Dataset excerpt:

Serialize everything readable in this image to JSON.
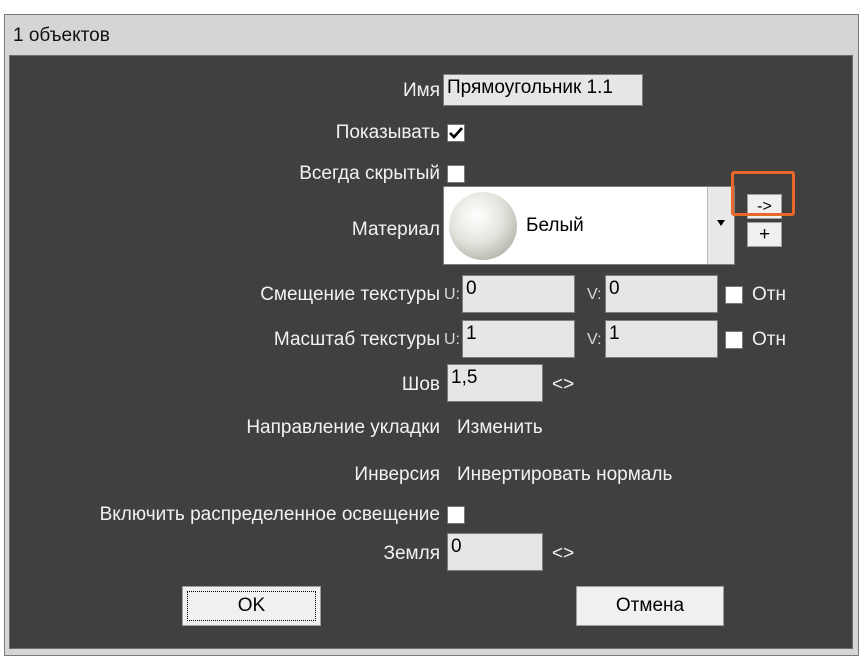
{
  "window": {
    "title": "1 объектов"
  },
  "fields": {
    "name_label": "Имя",
    "name_value": "Прямоугольник 1.1",
    "show_label": "Показывать",
    "always_hidden_label": "Всегда скрытый",
    "material_label": "Материал",
    "material_value": "Белый",
    "material_arrow_label": "->",
    "material_add_label": "+",
    "tex_offset_label": "Смещение текстуры",
    "tex_offset_u_prefix": "U:",
    "tex_offset_u": "0",
    "tex_offset_v_prefix": "V:",
    "tex_offset_v": "0",
    "tex_offset_rel_label": "Отн",
    "tex_scale_label": "Масштаб текстуры",
    "tex_scale_u_prefix": "U:",
    "tex_scale_u": "1",
    "tex_scale_v_prefix": "V:",
    "tex_scale_v": "1",
    "tex_scale_rel_label": "Отн",
    "seam_label": "Шов",
    "seam_value": "1,5",
    "seam_adjust": "<>",
    "direction_label": "Направление укладки",
    "direction_action": "Изменить",
    "inversion_label": "Инверсия",
    "inversion_action": "Инвертировать нормаль",
    "distributed_light_label": "Включить распределенное освещение",
    "ground_label": "Земля",
    "ground_value": "0",
    "ground_adjust": "<>"
  },
  "buttons": {
    "ok": "OK",
    "cancel": "Отмена"
  },
  "state": {
    "show_checked": true,
    "always_hidden_checked": false,
    "offset_rel_checked": false,
    "scale_rel_checked": false,
    "distributed_light_checked": false
  },
  "colors": {
    "panel": "#404040",
    "highlight": "#e8672a",
    "text": "#f2f2f2"
  }
}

Request: Repeat the records above exactly, omitting every picture.

Response below:
Serialize everything readable in this image to JSON.
{
  "window": {
    "title": "1 объектов"
  },
  "fields": {
    "name_label": "Имя",
    "name_value": "Прямоугольник 1.1",
    "show_label": "Показывать",
    "always_hidden_label": "Всегда скрытый",
    "material_label": "Материал",
    "material_value": "Белый",
    "material_arrow_label": "->",
    "material_add_label": "+",
    "tex_offset_label": "Смещение текстуры",
    "tex_offset_u_prefix": "U:",
    "tex_offset_u": "0",
    "tex_offset_v_prefix": "V:",
    "tex_offset_v": "0",
    "tex_offset_rel_label": "Отн",
    "tex_scale_label": "Масштаб текстуры",
    "tex_scale_u_prefix": "U:",
    "tex_scale_u": "1",
    "tex_scale_v_prefix": "V:",
    "tex_scale_v": "1",
    "tex_scale_rel_label": "Отн",
    "seam_label": "Шов",
    "seam_value": "1,5",
    "seam_adjust": "<>",
    "direction_label": "Направление укладки",
    "direction_action": "Изменить",
    "inversion_label": "Инверсия",
    "inversion_action": "Инвертировать нормаль",
    "distributed_light_label": "Включить распределенное освещение",
    "ground_label": "Земля",
    "ground_value": "0",
    "ground_adjust": "<>"
  },
  "buttons": {
    "ok": "OK",
    "cancel": "Отмена"
  },
  "state": {
    "show_checked": true,
    "always_hidden_checked": false,
    "offset_rel_checked": false,
    "scale_rel_checked": false,
    "distributed_light_checked": false
  },
  "colors": {
    "panel": "#404040",
    "highlight": "#e8672a",
    "text": "#f2f2f2"
  }
}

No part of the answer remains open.